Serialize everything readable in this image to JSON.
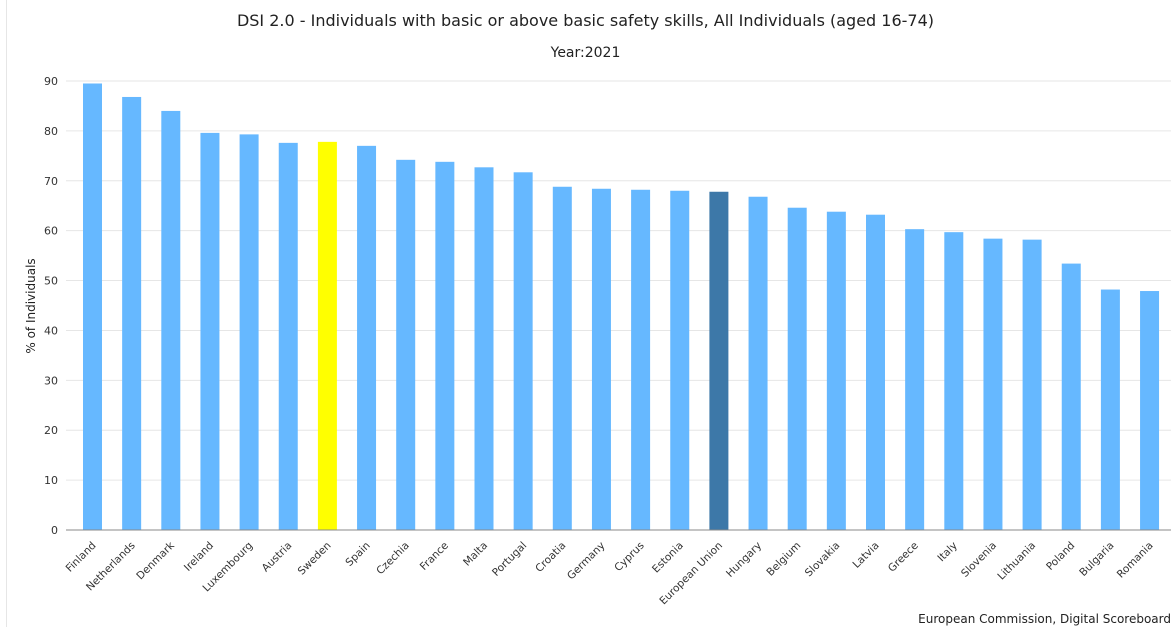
{
  "chart_data": {
    "type": "bar",
    "title": "DSI 2.0 - Individuals with basic or above basic safety skills, All Individuals (aged 16-74)",
    "subtitle": "Year:2021",
    "ylabel": "% of Individuals",
    "xlabel": "",
    "ylim": [
      0,
      90
    ],
    "yticks": [
      0,
      10,
      20,
      30,
      40,
      50,
      60,
      70,
      80,
      90
    ],
    "grid": true,
    "categories": [
      "Finland",
      "Netherlands",
      "Denmark",
      "Ireland",
      "Luxembourg",
      "Austria",
      "Sweden",
      "Spain",
      "Czechia",
      "France",
      "Malta",
      "Portugal",
      "Croatia",
      "Germany",
      "Cyprus",
      "Estonia",
      "European Union",
      "Hungary",
      "Belgium",
      "Slovakia",
      "Latvia",
      "Greece",
      "Italy",
      "Slovenia",
      "Lithuania",
      "Poland",
      "Bulgaria",
      "Romania"
    ],
    "values": [
      89.5,
      86.8,
      84.0,
      79.6,
      79.3,
      77.6,
      77.8,
      77.0,
      74.2,
      73.8,
      72.7,
      71.7,
      68.8,
      68.4,
      68.2,
      68.0,
      67.8,
      66.8,
      64.6,
      63.8,
      63.2,
      60.3,
      59.7,
      58.4,
      58.2,
      53.4,
      48.2,
      47.9
    ],
    "colors": {
      "default": "#66b8ff",
      "highlight_Sweden": "#ffff00",
      "highlight_European Union": "#3d78a8"
    }
  },
  "credits": "European Commission, Digital Scoreboard"
}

______

▸ **Task details**: Write down the number of lines where the word "Union" appears, and nothing further.

▸ **Correct response**: 2